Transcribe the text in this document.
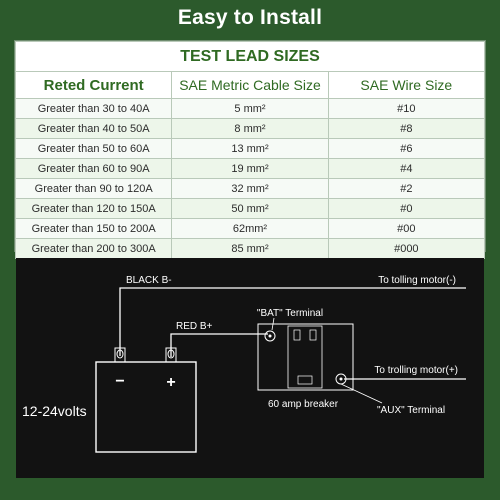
Easy to Install
TEST LEAD SIZES		
Reted Current	SAE Metric Cable Size	SAE Wire Size
Greater than 30 to 40A	5 mm²	#10
Greater than 40 to 50A	8 mm²	#8
Greater than 50 to 60A	13 mm²	#6
Greater than 60 to 90A	19 mm²	#4
Greater than 90 to 120A	32 mm²	#2
Greater than 120 to 150A	50 mm²	#0
Greater than 150 to 200A	62mm²	#00
Greater than 200 to 300A	85 mm²	#000
−	+
BLACK B-	To tolling motor(-)
RED B+
"BAT" Terminal
To trolling motor(+)
60 amp breaker
"AUX" Terminal
12-24volts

• _Work required_
Copy out each line of the records where the string "Greater" appears.

• _Result of the exercise_
Greater than 30 to 40A	5 mm²	#10
Greater than 40 to 50A	8 mm²	#8
Greater than 50 to 60A	13 mm²	#6
Greater than 60 to 90A	19 mm²	#4
Greater than 90 to 120A	32 mm²	#2
Greater than 120 to 150A	50 mm²	#0
Greater than 150 to 200A	62mm²	#00
Greater than 200 to 300A	85 mm²	#000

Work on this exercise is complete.